-- begin Information shown --

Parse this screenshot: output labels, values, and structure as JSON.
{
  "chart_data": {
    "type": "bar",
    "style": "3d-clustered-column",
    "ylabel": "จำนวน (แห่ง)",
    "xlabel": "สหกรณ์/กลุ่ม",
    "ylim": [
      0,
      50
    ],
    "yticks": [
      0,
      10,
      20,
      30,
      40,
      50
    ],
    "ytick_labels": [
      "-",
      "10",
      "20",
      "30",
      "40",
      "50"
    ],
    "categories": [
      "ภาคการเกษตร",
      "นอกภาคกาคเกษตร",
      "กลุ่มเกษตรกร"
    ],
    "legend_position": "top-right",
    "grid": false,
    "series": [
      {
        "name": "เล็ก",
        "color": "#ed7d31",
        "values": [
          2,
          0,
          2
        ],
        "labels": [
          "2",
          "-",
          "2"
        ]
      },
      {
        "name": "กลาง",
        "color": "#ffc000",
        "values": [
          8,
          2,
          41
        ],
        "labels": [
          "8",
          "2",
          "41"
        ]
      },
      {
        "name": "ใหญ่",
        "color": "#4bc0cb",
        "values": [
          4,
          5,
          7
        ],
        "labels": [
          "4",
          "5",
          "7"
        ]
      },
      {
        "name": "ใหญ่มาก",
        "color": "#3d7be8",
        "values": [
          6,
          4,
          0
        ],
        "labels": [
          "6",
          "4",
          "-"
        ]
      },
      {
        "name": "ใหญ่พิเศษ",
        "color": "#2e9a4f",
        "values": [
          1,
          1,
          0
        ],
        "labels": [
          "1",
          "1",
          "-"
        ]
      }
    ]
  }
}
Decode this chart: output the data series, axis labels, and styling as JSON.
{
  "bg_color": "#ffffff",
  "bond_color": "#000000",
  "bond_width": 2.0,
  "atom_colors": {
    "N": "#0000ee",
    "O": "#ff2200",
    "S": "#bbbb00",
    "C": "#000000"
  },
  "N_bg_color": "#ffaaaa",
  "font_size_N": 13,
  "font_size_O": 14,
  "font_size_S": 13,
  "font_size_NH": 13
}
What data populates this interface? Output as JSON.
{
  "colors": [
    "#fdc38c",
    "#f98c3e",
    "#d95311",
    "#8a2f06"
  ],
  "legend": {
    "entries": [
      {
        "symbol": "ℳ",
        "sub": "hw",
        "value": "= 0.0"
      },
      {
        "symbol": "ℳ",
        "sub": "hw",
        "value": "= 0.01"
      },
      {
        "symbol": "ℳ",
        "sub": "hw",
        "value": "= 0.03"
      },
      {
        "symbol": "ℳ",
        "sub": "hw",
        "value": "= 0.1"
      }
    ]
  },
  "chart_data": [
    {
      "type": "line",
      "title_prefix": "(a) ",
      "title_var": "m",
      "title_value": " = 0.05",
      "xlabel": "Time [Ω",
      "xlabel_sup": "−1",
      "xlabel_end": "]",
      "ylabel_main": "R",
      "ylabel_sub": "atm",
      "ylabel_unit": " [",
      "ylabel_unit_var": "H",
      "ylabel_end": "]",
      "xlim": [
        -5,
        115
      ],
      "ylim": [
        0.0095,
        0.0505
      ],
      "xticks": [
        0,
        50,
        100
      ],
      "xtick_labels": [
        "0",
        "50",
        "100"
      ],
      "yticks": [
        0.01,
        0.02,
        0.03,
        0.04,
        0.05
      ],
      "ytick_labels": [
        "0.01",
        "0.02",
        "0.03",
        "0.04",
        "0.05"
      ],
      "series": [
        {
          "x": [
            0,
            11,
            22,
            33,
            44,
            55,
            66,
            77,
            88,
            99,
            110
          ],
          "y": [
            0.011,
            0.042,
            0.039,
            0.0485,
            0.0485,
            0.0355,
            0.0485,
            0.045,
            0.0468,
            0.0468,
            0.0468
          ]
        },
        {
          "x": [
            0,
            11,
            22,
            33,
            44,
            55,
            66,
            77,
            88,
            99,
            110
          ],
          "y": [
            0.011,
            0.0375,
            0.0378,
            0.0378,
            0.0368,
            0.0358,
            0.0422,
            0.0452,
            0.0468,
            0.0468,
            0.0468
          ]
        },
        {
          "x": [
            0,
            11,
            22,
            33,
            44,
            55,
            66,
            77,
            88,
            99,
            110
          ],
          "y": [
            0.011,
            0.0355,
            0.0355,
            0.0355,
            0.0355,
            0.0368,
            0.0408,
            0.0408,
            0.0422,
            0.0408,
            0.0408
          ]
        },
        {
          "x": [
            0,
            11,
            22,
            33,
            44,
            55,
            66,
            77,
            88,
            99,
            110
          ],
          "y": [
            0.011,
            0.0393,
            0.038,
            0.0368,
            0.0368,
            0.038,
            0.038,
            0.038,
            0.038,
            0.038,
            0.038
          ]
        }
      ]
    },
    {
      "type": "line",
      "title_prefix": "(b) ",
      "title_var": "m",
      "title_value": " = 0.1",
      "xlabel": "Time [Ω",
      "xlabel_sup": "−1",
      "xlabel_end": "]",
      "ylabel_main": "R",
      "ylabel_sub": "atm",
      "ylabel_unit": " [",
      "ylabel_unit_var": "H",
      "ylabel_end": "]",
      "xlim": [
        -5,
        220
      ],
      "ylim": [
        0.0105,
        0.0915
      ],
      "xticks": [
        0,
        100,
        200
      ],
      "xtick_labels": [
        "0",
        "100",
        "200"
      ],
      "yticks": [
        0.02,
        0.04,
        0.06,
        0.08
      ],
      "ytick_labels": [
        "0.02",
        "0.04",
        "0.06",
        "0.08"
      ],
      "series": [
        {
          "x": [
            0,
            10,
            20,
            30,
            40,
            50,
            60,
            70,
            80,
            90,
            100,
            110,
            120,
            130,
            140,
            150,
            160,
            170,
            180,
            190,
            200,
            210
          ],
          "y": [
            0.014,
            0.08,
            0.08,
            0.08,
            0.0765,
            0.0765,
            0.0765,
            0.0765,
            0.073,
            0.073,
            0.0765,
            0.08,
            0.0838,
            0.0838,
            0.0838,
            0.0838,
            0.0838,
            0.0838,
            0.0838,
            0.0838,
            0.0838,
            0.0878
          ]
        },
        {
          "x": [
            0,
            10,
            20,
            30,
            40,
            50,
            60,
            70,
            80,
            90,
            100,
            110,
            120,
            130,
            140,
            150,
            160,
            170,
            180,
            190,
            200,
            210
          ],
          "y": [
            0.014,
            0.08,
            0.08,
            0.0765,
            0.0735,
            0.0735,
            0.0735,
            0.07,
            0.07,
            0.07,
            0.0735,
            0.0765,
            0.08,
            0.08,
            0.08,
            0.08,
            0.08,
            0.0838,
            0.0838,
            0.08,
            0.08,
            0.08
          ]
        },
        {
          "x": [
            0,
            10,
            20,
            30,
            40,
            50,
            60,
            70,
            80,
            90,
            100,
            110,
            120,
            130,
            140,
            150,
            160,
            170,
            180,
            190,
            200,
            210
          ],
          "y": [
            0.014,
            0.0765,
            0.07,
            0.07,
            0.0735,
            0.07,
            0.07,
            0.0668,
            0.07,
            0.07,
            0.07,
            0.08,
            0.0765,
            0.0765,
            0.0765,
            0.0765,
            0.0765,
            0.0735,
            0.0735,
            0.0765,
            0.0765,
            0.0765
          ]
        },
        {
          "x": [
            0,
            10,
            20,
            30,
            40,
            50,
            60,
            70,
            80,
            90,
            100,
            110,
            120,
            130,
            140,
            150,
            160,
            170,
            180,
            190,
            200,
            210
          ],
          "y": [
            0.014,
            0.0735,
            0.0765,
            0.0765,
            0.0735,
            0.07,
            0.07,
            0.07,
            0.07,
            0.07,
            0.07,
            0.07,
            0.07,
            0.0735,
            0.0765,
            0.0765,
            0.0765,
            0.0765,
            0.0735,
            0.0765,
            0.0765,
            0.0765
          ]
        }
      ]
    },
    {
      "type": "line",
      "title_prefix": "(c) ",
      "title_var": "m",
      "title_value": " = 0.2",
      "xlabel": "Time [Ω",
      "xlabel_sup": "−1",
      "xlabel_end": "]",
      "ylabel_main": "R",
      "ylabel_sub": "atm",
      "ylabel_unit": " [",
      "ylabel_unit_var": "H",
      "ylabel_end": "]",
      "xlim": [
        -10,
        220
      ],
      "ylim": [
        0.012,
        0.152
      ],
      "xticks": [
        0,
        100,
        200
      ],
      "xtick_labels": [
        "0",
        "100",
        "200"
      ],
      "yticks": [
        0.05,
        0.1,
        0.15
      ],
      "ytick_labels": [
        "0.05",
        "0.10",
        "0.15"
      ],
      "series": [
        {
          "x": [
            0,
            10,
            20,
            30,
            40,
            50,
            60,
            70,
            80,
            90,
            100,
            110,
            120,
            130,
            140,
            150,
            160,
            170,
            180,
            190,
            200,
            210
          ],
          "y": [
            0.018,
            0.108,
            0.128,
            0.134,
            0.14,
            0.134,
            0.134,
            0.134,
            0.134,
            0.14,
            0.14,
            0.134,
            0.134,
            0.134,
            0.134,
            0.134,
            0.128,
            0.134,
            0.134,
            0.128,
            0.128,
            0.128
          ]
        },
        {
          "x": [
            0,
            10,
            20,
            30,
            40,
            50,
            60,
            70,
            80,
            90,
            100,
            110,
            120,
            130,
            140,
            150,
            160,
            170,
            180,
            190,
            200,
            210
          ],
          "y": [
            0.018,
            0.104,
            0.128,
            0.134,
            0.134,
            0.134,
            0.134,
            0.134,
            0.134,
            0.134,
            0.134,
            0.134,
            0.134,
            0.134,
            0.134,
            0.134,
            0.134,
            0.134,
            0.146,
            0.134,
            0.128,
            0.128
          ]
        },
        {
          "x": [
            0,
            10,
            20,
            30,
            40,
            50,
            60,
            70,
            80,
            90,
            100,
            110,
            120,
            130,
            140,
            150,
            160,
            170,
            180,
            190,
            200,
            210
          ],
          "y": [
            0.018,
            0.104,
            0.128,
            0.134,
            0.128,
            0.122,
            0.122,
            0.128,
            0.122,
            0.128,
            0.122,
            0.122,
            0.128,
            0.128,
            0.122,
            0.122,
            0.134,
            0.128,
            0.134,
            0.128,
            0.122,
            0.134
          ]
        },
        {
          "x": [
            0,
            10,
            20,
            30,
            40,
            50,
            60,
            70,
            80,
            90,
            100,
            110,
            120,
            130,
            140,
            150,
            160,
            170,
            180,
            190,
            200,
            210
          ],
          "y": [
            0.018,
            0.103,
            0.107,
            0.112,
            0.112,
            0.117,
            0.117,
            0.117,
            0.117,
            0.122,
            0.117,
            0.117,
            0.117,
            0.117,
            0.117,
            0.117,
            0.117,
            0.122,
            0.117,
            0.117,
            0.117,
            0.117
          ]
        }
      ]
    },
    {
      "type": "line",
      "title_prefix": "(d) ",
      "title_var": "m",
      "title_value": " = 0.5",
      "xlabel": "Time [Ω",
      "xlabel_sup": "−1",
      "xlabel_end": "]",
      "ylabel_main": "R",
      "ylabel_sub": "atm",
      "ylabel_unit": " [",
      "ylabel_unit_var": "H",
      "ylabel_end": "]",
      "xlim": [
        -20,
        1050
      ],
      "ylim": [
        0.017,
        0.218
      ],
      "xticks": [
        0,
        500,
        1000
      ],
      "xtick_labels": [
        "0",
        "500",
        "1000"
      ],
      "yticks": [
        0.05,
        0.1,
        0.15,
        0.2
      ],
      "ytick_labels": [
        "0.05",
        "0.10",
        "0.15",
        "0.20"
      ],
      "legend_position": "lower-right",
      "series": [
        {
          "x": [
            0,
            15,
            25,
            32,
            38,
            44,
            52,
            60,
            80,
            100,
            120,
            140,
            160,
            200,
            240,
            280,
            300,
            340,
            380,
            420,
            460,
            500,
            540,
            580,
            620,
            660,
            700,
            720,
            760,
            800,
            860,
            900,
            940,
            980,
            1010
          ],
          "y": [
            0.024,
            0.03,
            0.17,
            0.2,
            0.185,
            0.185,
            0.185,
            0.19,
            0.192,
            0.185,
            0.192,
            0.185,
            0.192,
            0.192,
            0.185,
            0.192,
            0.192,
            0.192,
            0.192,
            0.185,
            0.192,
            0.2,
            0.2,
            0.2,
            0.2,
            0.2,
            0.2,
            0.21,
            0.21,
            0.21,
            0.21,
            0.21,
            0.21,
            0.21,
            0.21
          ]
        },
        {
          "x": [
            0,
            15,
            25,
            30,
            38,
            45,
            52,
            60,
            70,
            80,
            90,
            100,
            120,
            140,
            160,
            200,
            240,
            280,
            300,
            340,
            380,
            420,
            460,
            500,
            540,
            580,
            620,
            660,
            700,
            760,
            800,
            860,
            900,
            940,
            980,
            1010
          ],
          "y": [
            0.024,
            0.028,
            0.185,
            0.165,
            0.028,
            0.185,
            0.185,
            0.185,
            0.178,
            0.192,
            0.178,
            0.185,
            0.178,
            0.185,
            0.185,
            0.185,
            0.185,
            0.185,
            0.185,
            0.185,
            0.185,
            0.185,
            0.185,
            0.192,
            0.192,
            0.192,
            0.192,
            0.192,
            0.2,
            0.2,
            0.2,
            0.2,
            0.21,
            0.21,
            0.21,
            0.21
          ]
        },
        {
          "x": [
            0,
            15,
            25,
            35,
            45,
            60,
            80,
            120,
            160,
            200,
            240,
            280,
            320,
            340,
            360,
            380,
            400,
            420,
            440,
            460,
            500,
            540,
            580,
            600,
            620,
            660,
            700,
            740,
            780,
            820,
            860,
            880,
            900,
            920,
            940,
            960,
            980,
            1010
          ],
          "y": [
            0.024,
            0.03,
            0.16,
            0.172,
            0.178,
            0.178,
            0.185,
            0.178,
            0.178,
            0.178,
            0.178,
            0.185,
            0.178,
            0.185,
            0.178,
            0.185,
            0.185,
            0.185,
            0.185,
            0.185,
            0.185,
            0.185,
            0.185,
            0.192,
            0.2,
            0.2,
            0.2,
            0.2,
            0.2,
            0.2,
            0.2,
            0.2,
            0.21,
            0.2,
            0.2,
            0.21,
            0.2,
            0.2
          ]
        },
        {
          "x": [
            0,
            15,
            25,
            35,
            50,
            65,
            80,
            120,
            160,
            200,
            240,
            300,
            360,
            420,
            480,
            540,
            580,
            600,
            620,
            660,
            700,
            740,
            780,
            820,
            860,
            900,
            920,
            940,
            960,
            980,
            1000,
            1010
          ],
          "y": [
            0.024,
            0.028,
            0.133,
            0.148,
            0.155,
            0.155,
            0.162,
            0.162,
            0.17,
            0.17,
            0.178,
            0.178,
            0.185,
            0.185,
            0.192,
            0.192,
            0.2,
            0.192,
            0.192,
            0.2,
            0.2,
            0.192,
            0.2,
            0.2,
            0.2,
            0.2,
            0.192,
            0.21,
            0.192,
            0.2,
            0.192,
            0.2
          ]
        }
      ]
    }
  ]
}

-- end Information shown --

Work to do: Report how many lines in the records hold the word "this", giving the number and nothing else.

Finished task: 3